**EXERCISE GOAL**
Gather up every line that includes the string "Move".

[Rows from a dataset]

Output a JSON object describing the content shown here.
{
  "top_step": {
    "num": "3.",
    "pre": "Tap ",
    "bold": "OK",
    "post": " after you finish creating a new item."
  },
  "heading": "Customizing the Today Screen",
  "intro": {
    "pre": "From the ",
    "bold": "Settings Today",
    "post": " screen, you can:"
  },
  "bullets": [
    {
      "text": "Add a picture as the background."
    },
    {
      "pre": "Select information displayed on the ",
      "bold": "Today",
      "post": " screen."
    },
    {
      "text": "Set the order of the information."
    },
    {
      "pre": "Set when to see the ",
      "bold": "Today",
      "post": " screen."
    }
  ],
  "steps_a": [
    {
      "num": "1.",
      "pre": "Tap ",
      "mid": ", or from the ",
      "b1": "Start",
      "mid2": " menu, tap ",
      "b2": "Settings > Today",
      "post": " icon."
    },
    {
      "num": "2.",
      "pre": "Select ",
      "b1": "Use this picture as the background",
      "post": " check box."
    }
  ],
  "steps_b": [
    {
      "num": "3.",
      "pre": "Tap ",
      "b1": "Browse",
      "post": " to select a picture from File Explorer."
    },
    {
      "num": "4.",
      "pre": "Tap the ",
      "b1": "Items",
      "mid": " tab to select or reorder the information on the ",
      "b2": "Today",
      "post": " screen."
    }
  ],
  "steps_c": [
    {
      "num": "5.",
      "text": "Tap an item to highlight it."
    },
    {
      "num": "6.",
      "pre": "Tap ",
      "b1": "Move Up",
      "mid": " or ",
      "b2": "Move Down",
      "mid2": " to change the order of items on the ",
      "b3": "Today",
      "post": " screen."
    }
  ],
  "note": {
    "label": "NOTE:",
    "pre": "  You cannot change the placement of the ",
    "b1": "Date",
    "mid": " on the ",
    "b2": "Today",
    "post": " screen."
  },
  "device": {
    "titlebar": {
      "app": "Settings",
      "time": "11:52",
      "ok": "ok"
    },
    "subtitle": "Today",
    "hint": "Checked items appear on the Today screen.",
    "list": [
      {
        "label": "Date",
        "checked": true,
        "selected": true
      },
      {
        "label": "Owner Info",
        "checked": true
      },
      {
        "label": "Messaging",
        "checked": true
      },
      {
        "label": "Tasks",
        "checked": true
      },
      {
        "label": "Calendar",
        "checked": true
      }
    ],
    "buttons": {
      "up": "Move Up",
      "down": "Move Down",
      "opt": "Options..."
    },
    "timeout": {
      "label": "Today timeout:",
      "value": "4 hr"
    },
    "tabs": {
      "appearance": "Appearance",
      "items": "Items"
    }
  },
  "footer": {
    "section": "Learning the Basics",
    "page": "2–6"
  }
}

**IN RESPONSE**
      "b1": "Move Up",
      "b2": "Move Down",
      "up": "Move Up",
      "down": "Move Down",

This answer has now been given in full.